Stated task
Reproduce the material below with every occurrence of "table-row" replaced by "form-row", leaving all other text unchanged.

# # # # #

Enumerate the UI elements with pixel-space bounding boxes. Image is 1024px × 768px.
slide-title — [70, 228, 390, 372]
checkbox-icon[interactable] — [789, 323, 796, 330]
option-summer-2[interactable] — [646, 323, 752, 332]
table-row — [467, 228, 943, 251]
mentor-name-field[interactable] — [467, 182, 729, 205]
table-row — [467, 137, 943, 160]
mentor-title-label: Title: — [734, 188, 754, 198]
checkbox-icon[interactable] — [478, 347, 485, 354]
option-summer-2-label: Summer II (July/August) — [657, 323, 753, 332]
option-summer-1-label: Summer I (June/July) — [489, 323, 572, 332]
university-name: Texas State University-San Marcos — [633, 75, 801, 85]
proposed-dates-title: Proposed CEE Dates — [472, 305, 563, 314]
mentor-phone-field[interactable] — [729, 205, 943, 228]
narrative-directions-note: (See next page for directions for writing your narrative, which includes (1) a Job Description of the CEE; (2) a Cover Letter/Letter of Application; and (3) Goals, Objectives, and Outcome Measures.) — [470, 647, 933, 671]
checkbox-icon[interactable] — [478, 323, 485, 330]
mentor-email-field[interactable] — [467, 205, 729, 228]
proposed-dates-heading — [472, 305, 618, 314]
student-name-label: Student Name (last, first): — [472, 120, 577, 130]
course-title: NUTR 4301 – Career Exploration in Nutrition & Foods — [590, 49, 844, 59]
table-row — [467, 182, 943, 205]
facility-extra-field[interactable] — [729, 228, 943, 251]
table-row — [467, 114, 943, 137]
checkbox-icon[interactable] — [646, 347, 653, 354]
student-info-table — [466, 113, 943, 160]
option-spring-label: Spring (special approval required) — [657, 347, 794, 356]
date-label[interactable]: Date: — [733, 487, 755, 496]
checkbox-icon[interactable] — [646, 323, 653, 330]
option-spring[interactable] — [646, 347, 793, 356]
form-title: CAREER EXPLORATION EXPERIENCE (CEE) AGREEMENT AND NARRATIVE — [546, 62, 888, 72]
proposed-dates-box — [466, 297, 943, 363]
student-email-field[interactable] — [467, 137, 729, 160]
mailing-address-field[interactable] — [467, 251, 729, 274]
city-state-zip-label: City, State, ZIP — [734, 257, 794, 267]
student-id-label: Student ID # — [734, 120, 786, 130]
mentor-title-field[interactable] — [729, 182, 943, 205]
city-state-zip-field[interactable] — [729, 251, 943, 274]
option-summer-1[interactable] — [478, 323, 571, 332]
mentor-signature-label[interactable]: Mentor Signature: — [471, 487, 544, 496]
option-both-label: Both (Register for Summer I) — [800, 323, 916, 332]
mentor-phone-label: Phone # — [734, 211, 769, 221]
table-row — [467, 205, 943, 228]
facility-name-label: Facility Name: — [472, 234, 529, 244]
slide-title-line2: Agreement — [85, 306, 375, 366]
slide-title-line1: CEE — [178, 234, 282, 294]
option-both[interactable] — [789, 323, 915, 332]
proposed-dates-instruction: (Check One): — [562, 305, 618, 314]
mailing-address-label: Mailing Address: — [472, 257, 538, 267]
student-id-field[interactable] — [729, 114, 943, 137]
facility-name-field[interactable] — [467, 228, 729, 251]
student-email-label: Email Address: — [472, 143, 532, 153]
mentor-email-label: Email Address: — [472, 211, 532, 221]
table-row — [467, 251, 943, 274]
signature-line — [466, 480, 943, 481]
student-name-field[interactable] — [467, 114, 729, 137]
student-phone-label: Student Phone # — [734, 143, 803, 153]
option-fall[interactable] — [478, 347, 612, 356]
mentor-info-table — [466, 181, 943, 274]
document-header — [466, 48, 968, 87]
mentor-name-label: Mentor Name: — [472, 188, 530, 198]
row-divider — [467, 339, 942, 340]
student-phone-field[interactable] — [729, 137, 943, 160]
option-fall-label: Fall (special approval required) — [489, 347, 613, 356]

# # # # #

Answer for the task
Enumerate the UI elements with pixel-space bounding boxes. Image is 1024px × 768px.
slide-title — [70, 228, 390, 372]
checkbox-icon[interactable] — [789, 323, 796, 330]
option-summer-2[interactable] — [646, 323, 752, 332]
form-row — [467, 228, 943, 251]
mentor-name-field[interactable] — [467, 182, 729, 205]
form-row — [467, 137, 943, 160]
mentor-title-label: Title: — [734, 188, 754, 198]
checkbox-icon[interactable] — [478, 347, 485, 354]
option-summer-2-label: Summer II (July/August) — [657, 323, 753, 332]
option-summer-1-label: Summer I (June/July) — [489, 323, 572, 332]
university-name: Texas State University-San Marcos — [633, 75, 801, 85]
proposed-dates-title: Proposed CEE Dates — [472, 305, 563, 314]
mentor-phone-field[interactable] — [729, 205, 943, 228]
narrative-directions-note: (See next page for directions for writing your narrative, which includes (1) a Job Description of the CEE; (2) a Cover Letter/Letter of Application; and (3) Goals, Objectives, and Outcome Measures.) — [470, 647, 933, 671]
checkbox-icon[interactable] — [478, 323, 485, 330]
mentor-email-field[interactable] — [467, 205, 729, 228]
proposed-dates-heading — [472, 305, 618, 314]
student-name-label: Student Name (last, first): — [472, 120, 577, 130]
course-title: NUTR 4301 – Career Exploration in Nutrition & Foods — [590, 49, 844, 59]
form-row — [467, 182, 943, 205]
facility-extra-field[interactable] — [729, 228, 943, 251]
form-row — [467, 114, 943, 137]
checkbox-icon[interactable] — [646, 347, 653, 354]
student-info-table — [466, 113, 943, 160]
option-spring-label: Spring (special approval required) — [657, 347, 794, 356]
date-label[interactable]: Date: — [733, 487, 755, 496]
checkbox-icon[interactable] — [646, 323, 653, 330]
option-spring[interactable] — [646, 347, 793, 356]
form-title: CAREER EXPLORATION EXPERIENCE (CEE) AGREEMENT AND NARRATIVE — [546, 62, 888, 72]
proposed-dates-box — [466, 297, 943, 363]
student-email-field[interactable] — [467, 137, 729, 160]
mailing-address-field[interactable] — [467, 251, 729, 274]
city-state-zip-label: City, State, ZIP — [734, 257, 794, 267]
student-id-label: Student ID # — [734, 120, 786, 130]
mentor-title-field[interactable] — [729, 182, 943, 205]
city-state-zip-field[interactable] — [729, 251, 943, 274]
option-summer-1[interactable] — [478, 323, 571, 332]
mentor-signature-label[interactable]: Mentor Signature: — [471, 487, 544, 496]
option-both-label: Both (Register for Summer I) — [800, 323, 916, 332]
mentor-phone-label: Phone # — [734, 211, 769, 221]
form-row — [467, 205, 943, 228]
facility-name-label: Facility Name: — [472, 234, 529, 244]
slide-title-line2: Agreement — [85, 306, 375, 366]
slide-title-line1: CEE — [178, 234, 282, 294]
option-both[interactable] — [789, 323, 915, 332]
proposed-dates-instruction: (Check One): — [562, 305, 618, 314]
mailing-address-label: Mailing Address: — [472, 257, 538, 267]
student-id-field[interactable] — [729, 114, 943, 137]
facility-name-field[interactable] — [467, 228, 729, 251]
student-email-label: Email Address: — [472, 143, 532, 153]
mentor-email-label: Email Address: — [472, 211, 532, 221]
form-row — [467, 251, 943, 274]
signature-line — [466, 480, 943, 481]
student-name-field[interactable] — [467, 114, 729, 137]
student-phone-label: Student Phone # — [734, 143, 803, 153]
option-fall[interactable] — [478, 347, 612, 356]
mentor-info-table — [466, 181, 943, 274]
document-header — [466, 48, 968, 87]
mentor-name-label: Mentor Name: — [472, 188, 530, 198]
row-divider — [467, 339, 942, 340]
student-phone-field[interactable] — [729, 137, 943, 160]
option-fall-label: Fall (special approval required) — [489, 347, 613, 356]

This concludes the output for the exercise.